*Task goal:* The records below are to be copied word for word, with every picture left out.

*Data for this task:*
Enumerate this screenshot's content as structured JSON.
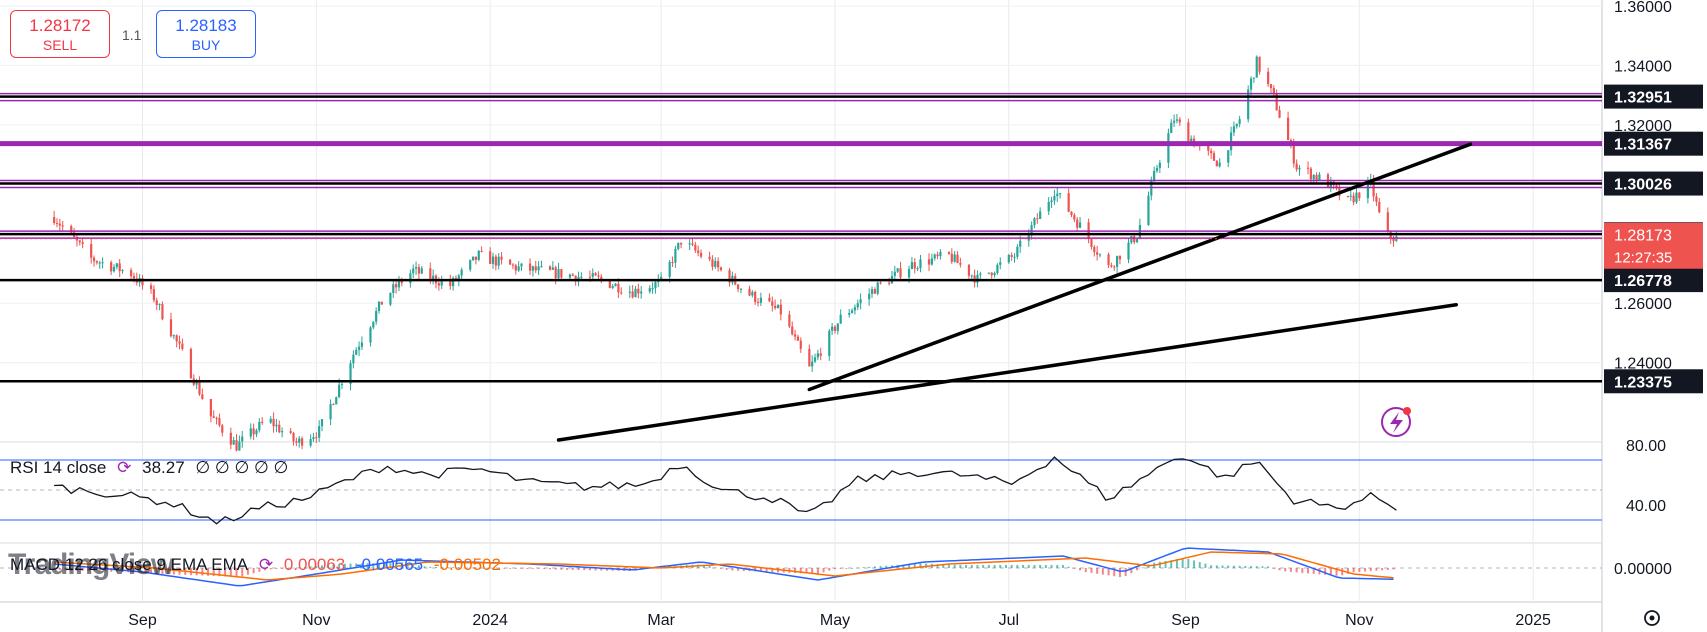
{
  "trade": {
    "sell_price": "1.28172",
    "sell_label": "SELL",
    "buy_price": "1.28183",
    "buy_label": "BUY",
    "spread": "1.1"
  },
  "watermark": "TradingView",
  "rsi_legend": {
    "name": "RSI 14 close",
    "value": "38.27",
    "extra": "∅ ∅ ∅ ∅ ∅"
  },
  "macd_legend": {
    "name": "MACD 12 26 close 9 EMA EMA",
    "v1": "0.00063",
    "v2": "-0.00565",
    "v3": "-0.00502"
  },
  "colors": {
    "up": "#26a69a",
    "down": "#ef5350",
    "level": "#000000",
    "zone": "#9c27b0",
    "rsi_band": "#2962ff",
    "macd": "#2962ff",
    "signal": "#ff6d00",
    "price_tag": "#ef5350"
  },
  "chart_data": {
    "type": "candlestick",
    "symbol_price": "1.28173",
    "countdown": "12:27:35",
    "x_ticks": [
      "Sep",
      "Nov",
      "2024",
      "Mar",
      "May",
      "Jul",
      "Sep",
      "Nov",
      "2025"
    ],
    "y_ticks": [
      "1.36000",
      "1.34000",
      "1.32000",
      "1.26000",
      "1.24000"
    ],
    "ylim": [
      1.214,
      1.362
    ],
    "price_path": [
      [
        "2023-08-01",
        1.289
      ],
      [
        "2023-08-14",
        1.275
      ],
      [
        "2023-08-28",
        1.27
      ],
      [
        "2023-09-05",
        1.262
      ],
      [
        "2023-09-15",
        1.243
      ],
      [
        "2023-09-25",
        1.222
      ],
      [
        "2023-10-04",
        1.212
      ],
      [
        "2023-10-15",
        1.221
      ],
      [
        "2023-10-25",
        1.213
      ],
      [
        "2023-11-02",
        1.217
      ],
      [
        "2023-11-14",
        1.243
      ],
      [
        "2023-11-25",
        1.262
      ],
      [
        "2023-12-05",
        1.271
      ],
      [
        "2023-12-18",
        1.266
      ],
      [
        "2023-12-28",
        1.276
      ],
      [
        "2024-01-10",
        1.272
      ],
      [
        "2024-01-25",
        1.27
      ],
      [
        "2024-02-08",
        1.268
      ],
      [
        "2024-02-20",
        1.264
      ],
      [
        "2024-03-01",
        1.267
      ],
      [
        "2024-03-08",
        1.281
      ],
      [
        "2024-03-18",
        1.274
      ],
      [
        "2024-04-01",
        1.263
      ],
      [
        "2024-04-12",
        1.257
      ],
      [
        "2024-04-22",
        1.238
      ],
      [
        "2024-05-03",
        1.255
      ],
      [
        "2024-05-15",
        1.265
      ],
      [
        "2024-05-28",
        1.273
      ],
      [
        "2024-06-10",
        1.276
      ],
      [
        "2024-06-20",
        1.268
      ],
      [
        "2024-07-03",
        1.276
      ],
      [
        "2024-07-17",
        1.298
      ],
      [
        "2024-07-26",
        1.286
      ],
      [
        "2024-08-05",
        1.272
      ],
      [
        "2024-08-15",
        1.283
      ],
      [
        "2024-08-22",
        1.306
      ],
      [
        "2024-08-28",
        1.322
      ],
      [
        "2024-09-06",
        1.312
      ],
      [
        "2024-09-13",
        1.307
      ],
      [
        "2024-09-20",
        1.322
      ],
      [
        "2024-09-26",
        1.341
      ],
      [
        "2024-10-02",
        1.329
      ],
      [
        "2024-10-10",
        1.306
      ],
      [
        "2024-10-20",
        1.301
      ],
      [
        "2024-10-28",
        1.294
      ],
      [
        "2024-11-05",
        1.3
      ],
      [
        "2024-11-10",
        1.283
      ],
      [
        "2024-11-14",
        1.2817
      ]
    ],
    "horizontal_levels": [
      {
        "price": 1.32951,
        "label": "1.32951",
        "type": "zone"
      },
      {
        "price": 1.31367,
        "label": "1.31367",
        "type": "thick-zone"
      },
      {
        "price": 1.30026,
        "label": "1.30026",
        "type": "zone"
      },
      {
        "price": 1.28323,
        "label": "1.28323",
        "type": "zone"
      },
      {
        "price": 1.26778,
        "label": "1.26778",
        "type": "line"
      },
      {
        "price": 1.23375,
        "label": "1.23375",
        "type": "line"
      }
    ],
    "trendlines": [
      {
        "from": [
          "2024-04-22",
          1.231
        ],
        "to": [
          "2024-12-10",
          1.3135
        ]
      },
      {
        "from": [
          "2024-01-25",
          1.214
        ],
        "to": [
          "2024-12-05",
          1.2595
        ]
      }
    ],
    "rsi": {
      "levels": [
        70,
        30
      ],
      "ticks": [
        "80.00",
        "40.00"
      ],
      "path": [
        [
          "2023-08-01",
          52
        ],
        [
          "2023-08-20",
          48
        ],
        [
          "2023-09-10",
          42
        ],
        [
          "2023-09-28",
          28
        ],
        [
          "2023-10-12",
          38
        ],
        [
          "2023-10-28",
          44
        ],
        [
          "2023-11-10",
          55
        ],
        [
          "2023-11-25",
          66
        ],
        [
          "2023-12-10",
          60
        ],
        [
          "2023-12-28",
          64
        ],
        [
          "2024-01-15",
          55
        ],
        [
          "2024-02-05",
          52
        ],
        [
          "2024-02-25",
          54
        ],
        [
          "2024-03-08",
          68
        ],
        [
          "2024-03-22",
          50
        ],
        [
          "2024-04-10",
          44
        ],
        [
          "2024-04-22",
          32
        ],
        [
          "2024-05-08",
          56
        ],
        [
          "2024-05-28",
          62
        ],
        [
          "2024-06-15",
          60
        ],
        [
          "2024-07-02",
          54
        ],
        [
          "2024-07-17",
          72
        ],
        [
          "2024-08-05",
          44
        ],
        [
          "2024-08-22",
          64
        ],
        [
          "2024-08-30",
          74
        ],
        [
          "2024-09-15",
          58
        ],
        [
          "2024-09-26",
          70
        ],
        [
          "2024-10-08",
          44
        ],
        [
          "2024-10-24",
          38
        ],
        [
          "2024-11-06",
          46
        ],
        [
          "2024-11-14",
          38.27
        ]
      ]
    },
    "macd": {
      "ticks": [
        "0.00000"
      ],
      "macd_path": [
        [
          "2023-08-01",
          0.002
        ],
        [
          "2023-09-01",
          -0.002
        ],
        [
          "2023-10-05",
          -0.009
        ],
        [
          "2023-11-01",
          -0.003
        ],
        [
          "2023-12-01",
          0.004
        ],
        [
          "2024-01-15",
          0.002
        ],
        [
          "2024-02-20",
          -0.001
        ],
        [
          "2024-03-15",
          0.003
        ],
        [
          "2024-04-25",
          -0.006
        ],
        [
          "2024-06-01",
          0.003
        ],
        [
          "2024-07-20",
          0.006
        ],
        [
          "2024-08-10",
          -0.002
        ],
        [
          "2024-09-01",
          0.01
        ],
        [
          "2024-09-30",
          0.008
        ],
        [
          "2024-10-25",
          -0.005
        ],
        [
          "2024-11-14",
          -0.00565
        ]
      ],
      "signal_path": [
        [
          "2023-08-01",
          0.003
        ],
        [
          "2023-09-05",
          0.0
        ],
        [
          "2023-10-15",
          -0.006
        ],
        [
          "2023-11-10",
          -0.003
        ],
        [
          "2023-12-10",
          0.003
        ],
        [
          "2024-01-25",
          0.002
        ],
        [
          "2024-03-01",
          0.0
        ],
        [
          "2024-03-25",
          0.002
        ],
        [
          "2024-05-01",
          -0.004
        ],
        [
          "2024-06-10",
          0.002
        ],
        [
          "2024-07-28",
          0.005
        ],
        [
          "2024-08-20",
          0.001
        ],
        [
          "2024-09-10",
          0.008
        ],
        [
          "2024-10-05",
          0.007
        ],
        [
          "2024-10-30",
          -0.003
        ],
        [
          "2024-11-14",
          -0.00502
        ]
      ]
    }
  }
}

*Written reply:*
Enumerate this screenshot's content as structured JSON.
{
  "trade": {
    "sell_price": "1.28172",
    "sell_label": "SELL",
    "buy_price": "1.28183",
    "buy_label": "BUY",
    "spread": "1.1"
  },
  "watermark": "TradingView",
  "rsi_legend": {
    "name": "RSI 14 close",
    "value": "38.27",
    "extra": "∅ ∅ ∅ ∅ ∅"
  },
  "macd_legend": {
    "name": "MACD 12 26 close 9 EMA EMA",
    "v1": "0.00063",
    "v2": "-0.00565",
    "v3": "-0.00502"
  },
  "colors": {
    "up": "#26a69a",
    "down": "#ef5350",
    "level": "#000000",
    "zone": "#9c27b0",
    "rsi_band": "#2962ff",
    "macd": "#2962ff",
    "signal": "#ff6d00",
    "price_tag": "#ef5350"
  },
  "chart_data": {
    "type": "candlestick",
    "symbol_price": "1.28173",
    "countdown": "12:27:35",
    "x_ticks": [
      "Sep",
      "Nov",
      "2024",
      "Mar",
      "May",
      "Jul",
      "Sep",
      "Nov",
      "2025"
    ],
    "y_ticks": [
      "1.36000",
      "1.34000",
      "1.32000",
      "1.26000",
      "1.24000"
    ],
    "ylim": [
      1.214,
      1.362
    ],
    "price_path": [
      [
        "2023-08-01",
        1.289
      ],
      [
        "2023-08-14",
        1.275
      ],
      [
        "2023-08-28",
        1.27
      ],
      [
        "2023-09-05",
        1.262
      ],
      [
        "2023-09-15",
        1.243
      ],
      [
        "2023-09-25",
        1.222
      ],
      [
        "2023-10-04",
        1.212
      ],
      [
        "2023-10-15",
        1.221
      ],
      [
        "2023-10-25",
        1.213
      ],
      [
        "2023-11-02",
        1.217
      ],
      [
        "2023-11-14",
        1.243
      ],
      [
        "2023-11-25",
        1.262
      ],
      [
        "2023-12-05",
        1.271
      ],
      [
        "2023-12-18",
        1.266
      ],
      [
        "2023-12-28",
        1.276
      ],
      [
        "2024-01-10",
        1.272
      ],
      [
        "2024-01-25",
        1.27
      ],
      [
        "2024-02-08",
        1.268
      ],
      [
        "2024-02-20",
        1.264
      ],
      [
        "2024-03-01",
        1.267
      ],
      [
        "2024-03-08",
        1.281
      ],
      [
        "2024-03-18",
        1.274
      ],
      [
        "2024-04-01",
        1.263
      ],
      [
        "2024-04-12",
        1.257
      ],
      [
        "2024-04-22",
        1.238
      ],
      [
        "2024-05-03",
        1.255
      ],
      [
        "2024-05-15",
        1.265
      ],
      [
        "2024-05-28",
        1.273
      ],
      [
        "2024-06-10",
        1.276
      ],
      [
        "2024-06-20",
        1.268
      ],
      [
        "2024-07-03",
        1.276
      ],
      [
        "2024-07-17",
        1.298
      ],
      [
        "2024-07-26",
        1.286
      ],
      [
        "2024-08-05",
        1.272
      ],
      [
        "2024-08-15",
        1.283
      ],
      [
        "2024-08-22",
        1.306
      ],
      [
        "2024-08-28",
        1.322
      ],
      [
        "2024-09-06",
        1.312
      ],
      [
        "2024-09-13",
        1.307
      ],
      [
        "2024-09-20",
        1.322
      ],
      [
        "2024-09-26",
        1.341
      ],
      [
        "2024-10-02",
        1.329
      ],
      [
        "2024-10-10",
        1.306
      ],
      [
        "2024-10-20",
        1.301
      ],
      [
        "2024-10-28",
        1.294
      ],
      [
        "2024-11-05",
        1.3
      ],
      [
        "2024-11-10",
        1.283
      ],
      [
        "2024-11-14",
        1.2817
      ]
    ],
    "horizontal_levels": [
      {
        "price": 1.32951,
        "label": "1.32951",
        "type": "zone"
      },
      {
        "price": 1.31367,
        "label": "1.31367",
        "type": "thick-zone"
      },
      {
        "price": 1.30026,
        "label": "1.30026",
        "type": "zone"
      },
      {
        "price": 1.28323,
        "label": "1.28323",
        "type": "zone"
      },
      {
        "price": 1.26778,
        "label": "1.26778",
        "type": "line"
      },
      {
        "price": 1.23375,
        "label": "1.23375",
        "type": "line"
      }
    ],
    "trendlines": [
      {
        "from": [
          "2024-04-22",
          1.231
        ],
        "to": [
          "2024-12-10",
          1.3135
        ]
      },
      {
        "from": [
          "2024-01-25",
          1.214
        ],
        "to": [
          "2024-12-05",
          1.2595
        ]
      }
    ],
    "rsi": {
      "levels": [
        70,
        30
      ],
      "ticks": [
        "80.00",
        "40.00"
      ],
      "path": [
        [
          "2023-08-01",
          52
        ],
        [
          "2023-08-20",
          48
        ],
        [
          "2023-09-10",
          42
        ],
        [
          "2023-09-28",
          28
        ],
        [
          "2023-10-12",
          38
        ],
        [
          "2023-10-28",
          44
        ],
        [
          "2023-11-10",
          55
        ],
        [
          "2023-11-25",
          66
        ],
        [
          "2023-12-10",
          60
        ],
        [
          "2023-12-28",
          64
        ],
        [
          "2024-01-15",
          55
        ],
        [
          "2024-02-05",
          52
        ],
        [
          "2024-02-25",
          54
        ],
        [
          "2024-03-08",
          68
        ],
        [
          "2024-03-22",
          50
        ],
        [
          "2024-04-10",
          44
        ],
        [
          "2024-04-22",
          32
        ],
        [
          "2024-05-08",
          56
        ],
        [
          "2024-05-28",
          62
        ],
        [
          "2024-06-15",
          60
        ],
        [
          "2024-07-02",
          54
        ],
        [
          "2024-07-17",
          72
        ],
        [
          "2024-08-05",
          44
        ],
        [
          "2024-08-22",
          64
        ],
        [
          "2024-08-30",
          74
        ],
        [
          "2024-09-15",
          58
        ],
        [
          "2024-09-26",
          70
        ],
        [
          "2024-10-08",
          44
        ],
        [
          "2024-10-24",
          38
        ],
        [
          "2024-11-06",
          46
        ],
        [
          "2024-11-14",
          38.27
        ]
      ]
    },
    "macd": {
      "ticks": [
        "0.00000"
      ],
      "macd_path": [
        [
          "2023-08-01",
          0.002
        ],
        [
          "2023-09-01",
          -0.002
        ],
        [
          "2023-10-05",
          -0.009
        ],
        [
          "2023-11-01",
          -0.003
        ],
        [
          "2023-12-01",
          0.004
        ],
        [
          "2024-01-15",
          0.002
        ],
        [
          "2024-02-20",
          -0.001
        ],
        [
          "2024-03-15",
          0.003
        ],
        [
          "2024-04-25",
          -0.006
        ],
        [
          "2024-06-01",
          0.003
        ],
        [
          "2024-07-20",
          0.006
        ],
        [
          "2024-08-10",
          -0.002
        ],
        [
          "2024-09-01",
          0.01
        ],
        [
          "2024-09-30",
          0.008
        ],
        [
          "2024-10-25",
          -0.005
        ],
        [
          "2024-11-14",
          -0.00565
        ]
      ],
      "signal_path": [
        [
          "2023-08-01",
          0.003
        ],
        [
          "2023-09-05",
          0.0
        ],
        [
          "2023-10-15",
          -0.006
        ],
        [
          "2023-11-10",
          -0.003
        ],
        [
          "2023-12-10",
          0.003
        ],
        [
          "2024-01-25",
          0.002
        ],
        [
          "2024-03-01",
          0.0
        ],
        [
          "2024-03-25",
          0.002
        ],
        [
          "2024-05-01",
          -0.004
        ],
        [
          "2024-06-10",
          0.002
        ],
        [
          "2024-07-28",
          0.005
        ],
        [
          "2024-08-20",
          0.001
        ],
        [
          "2024-09-10",
          0.008
        ],
        [
          "2024-10-05",
          0.007
        ],
        [
          "2024-10-30",
          -0.003
        ],
        [
          "2024-11-14",
          -0.00502
        ]
      ]
    }
  }
}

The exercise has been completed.